## To be done
From the entries below, list each line with "Recherche".

## Provided records
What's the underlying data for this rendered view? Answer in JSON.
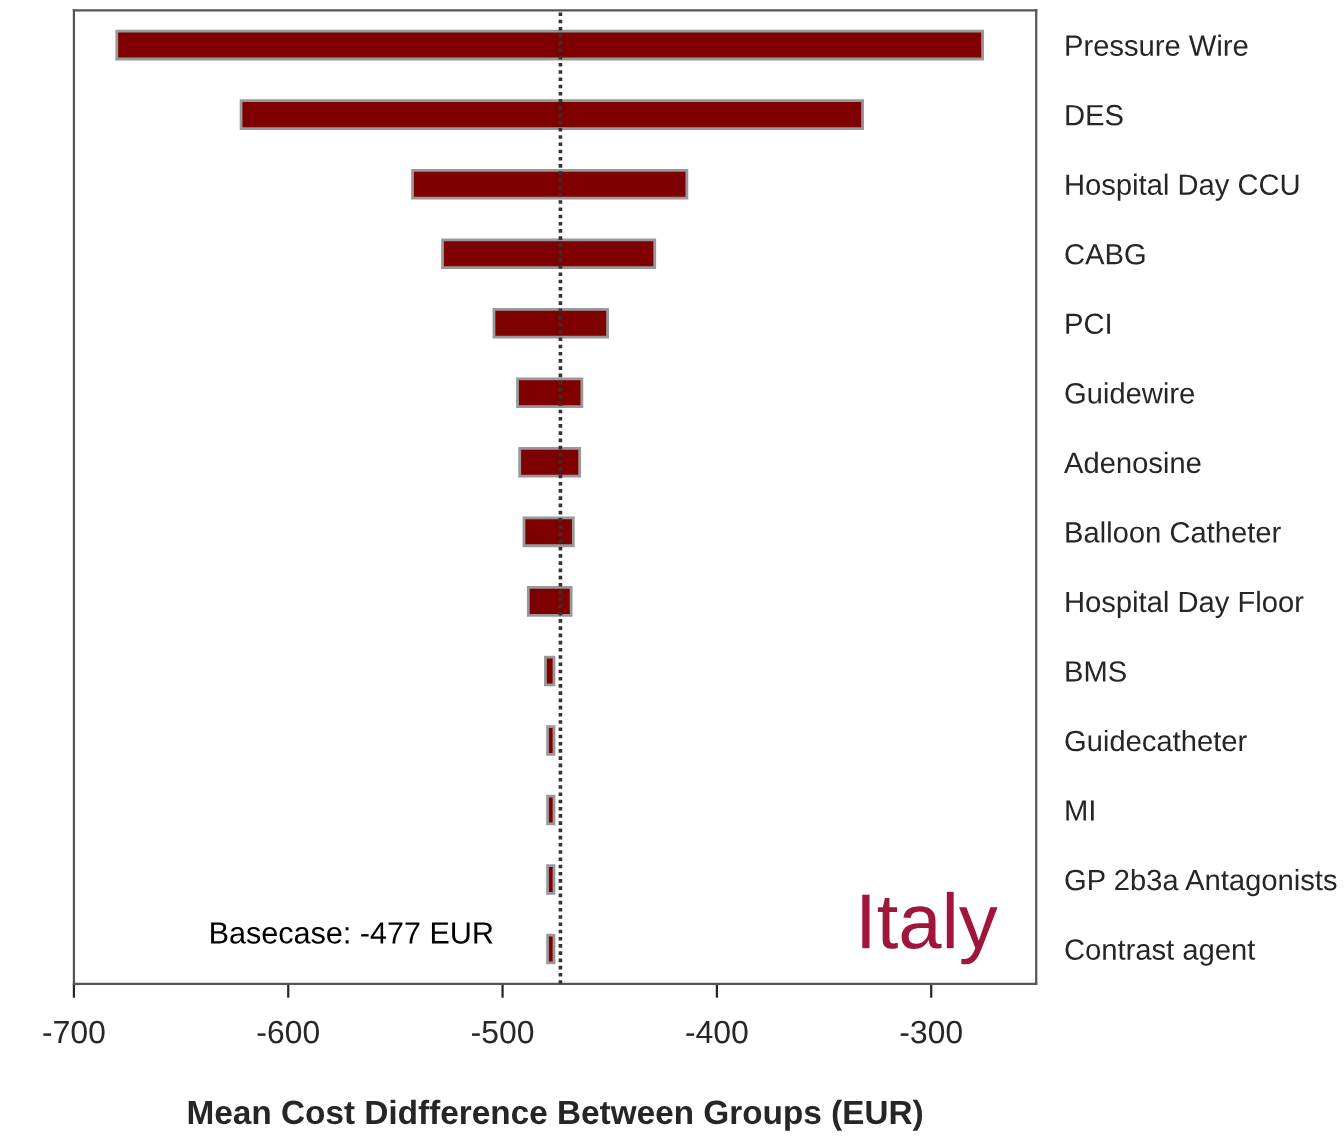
{
  "chart_data": {
    "type": "bar",
    "orientation": "horizontal",
    "xlabel": "Mean Cost Didfference Between Groups (EUR)",
    "categories": [
      "Pressure Wire",
      "DES",
      "Hospital Day CCU",
      "CABG",
      "PCI",
      "Guidewire",
      "Adenosine",
      "Balloon Catheter",
      "Hospital Day Floor",
      "BMS",
      "Guidecatheter",
      "MI",
      "GP 2b3a Antagonists",
      "Contrast agent"
    ],
    "base": [
      -680,
      -622,
      -542,
      -528,
      -504,
      -493,
      -492,
      -490,
      -488,
      -480,
      -479,
      -479,
      -479,
      -479
    ],
    "values": [
      404,
      290,
      128,
      99,
      53,
      30,
      28,
      23,
      20,
      4,
      3,
      3,
      3,
      3
    ],
    "color": "#7f0000",
    "xlim": [
      -700,
      -251
    ],
    "xticks": [
      -700,
      -600,
      -500,
      -400,
      -300
    ],
    "ref_lines": [
      {
        "axis": "x",
        "value": -473,
        "line_style": "dotted",
        "color": "#333333"
      }
    ],
    "annotations": [
      "Basecase: -477 EUR",
      "Italy"
    ],
    "grid": false,
    "legend": false
  }
}
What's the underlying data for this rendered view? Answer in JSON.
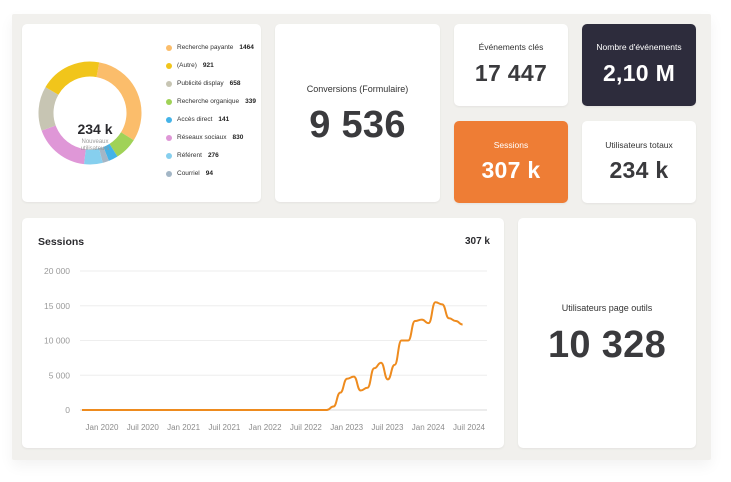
{
  "donut": {
    "center_value": "234 k",
    "center_label_line1": "Nouveaux",
    "center_label_line2": "utilisateurs",
    "legend": [
      {
        "label": "Recherche payante",
        "value": "1464",
        "color": "#fbbd6b"
      },
      {
        "label": "(Autre)",
        "value": "921",
        "color": "#f1c51b"
      },
      {
        "label": "Publicité display",
        "value": "658",
        "color": "#c7c5b3"
      },
      {
        "label": "Recherche organique",
        "value": "339",
        "color": "#a0d257"
      },
      {
        "label": "Accès direct",
        "value": "141",
        "color": "#44b3e8"
      },
      {
        "label": "Réseaux sociaux",
        "value": "830",
        "color": "#df97d7"
      },
      {
        "label": "Référent",
        "value": "276",
        "color": "#86cfee"
      },
      {
        "label": "Courriel",
        "value": "94",
        "color": "#a3b6c6"
      }
    ]
  },
  "kpis": {
    "conversions": {
      "title": "Conversions (Formulaire)",
      "value": "9 536"
    },
    "key_events": {
      "title": "Événements clés",
      "value": "17 447"
    },
    "event_count": {
      "title": "Nombre d'événements",
      "value": "2,10 M",
      "color": "#2d2c3c"
    },
    "sessions": {
      "title": "Sessions",
      "value": "307 k",
      "color": "#ee7d35"
    },
    "total_users": {
      "title": "Utilisateurs totaux",
      "value": "234 k"
    },
    "tool_page_users": {
      "title": "Utilisateurs page outils",
      "value": "10 328"
    }
  },
  "chart_data": {
    "type": "line",
    "title": "Sessions",
    "total": "307 k",
    "ylim": [
      0,
      20000
    ],
    "y_ticks": [
      "20 000",
      "15 000",
      "10 000",
      "5 000",
      "0"
    ],
    "x_ticks": [
      "Jan 2020",
      "Juil 2020",
      "Jan 2021",
      "Juil 2021",
      "Jan 2022",
      "Juil 2022",
      "Jan 2023",
      "Juil 2023",
      "Jan 2024",
      "Juil 2024"
    ],
    "grid": true,
    "line_color": "#ee8b1e",
    "series": [
      {
        "values": [
          [
            0,
            0
          ],
          [
            36,
            0
          ],
          [
            37,
            500
          ],
          [
            38,
            2500
          ],
          [
            39,
            4500
          ],
          [
            40,
            4800
          ],
          [
            41,
            2800
          ],
          [
            42,
            3200
          ],
          [
            43,
            6000
          ],
          [
            44,
            6800
          ],
          [
            45,
            4400
          ],
          [
            46,
            6500
          ],
          [
            47,
            10000
          ],
          [
            48,
            10000
          ],
          [
            49,
            12800
          ],
          [
            50,
            13000
          ],
          [
            51,
            12500
          ],
          [
            52,
            15500
          ],
          [
            53,
            15200
          ],
          [
            54,
            13200
          ],
          [
            55,
            12800
          ],
          [
            56,
            12300
          ]
        ]
      }
    ]
  }
}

## Task result
        "label": "Recherche payante",
        "label": "Recherche organique",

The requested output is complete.